▶ [Figure dataset records]
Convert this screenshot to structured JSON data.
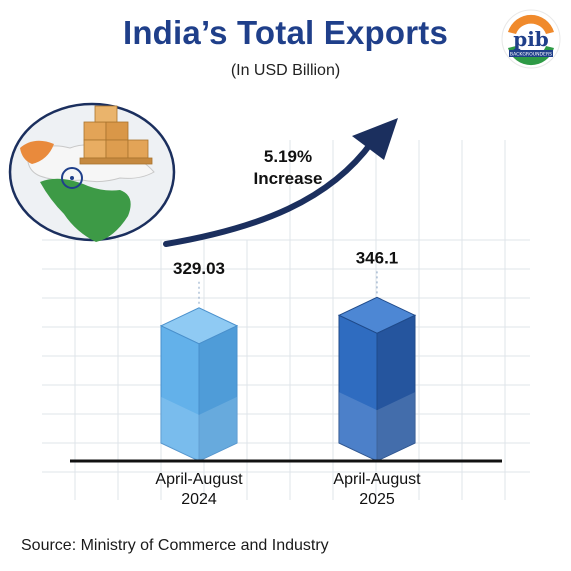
{
  "header": {
    "title": "India’s Total Exports",
    "subtitle": "(In USD Billion)",
    "logo_text": "pib",
    "logo_caption": "BACKGROUNDERS"
  },
  "chart_data": {
    "type": "bar",
    "categories": [
      "April-August\n2024",
      "April-August\n2025"
    ],
    "values": [
      329.03,
      346.1
    ],
    "value_labels": [
      "329.03",
      "346.1"
    ],
    "annotation": "5.19%\nIncrease",
    "title": "India’s Total Exports",
    "subtitle": "(In USD Billion)",
    "xlabel": "",
    "ylabel": "",
    "grid": true,
    "colors": {
      "bar_2024": "#5aaae6",
      "bar_2025": "#2f66b8",
      "arrow": "#1b2f5e"
    }
  },
  "footer": {
    "source": "Source: Ministry of Commerce and Industry"
  }
}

▶ [What this task involves] Restate the whole listing above exactly, please, omitting every image.

▶ [Response for this exercise]
Convert this screenshot to structured JSON data.
{
  "header": {
    "title": "India’s Total Exports",
    "subtitle": "(In USD Billion)",
    "logo_text": "pib",
    "logo_caption": "BACKGROUNDERS"
  },
  "chart_data": {
    "type": "bar",
    "categories": [
      "April-August\n2024",
      "April-August\n2025"
    ],
    "values": [
      329.03,
      346.1
    ],
    "value_labels": [
      "329.03",
      "346.1"
    ],
    "annotation": "5.19%\nIncrease",
    "title": "India’s Total Exports",
    "subtitle": "(In USD Billion)",
    "xlabel": "",
    "ylabel": "",
    "grid": true,
    "colors": {
      "bar_2024": "#5aaae6",
      "bar_2025": "#2f66b8",
      "arrow": "#1b2f5e"
    }
  },
  "footer": {
    "source": "Source: Ministry of Commerce and Industry"
  }
}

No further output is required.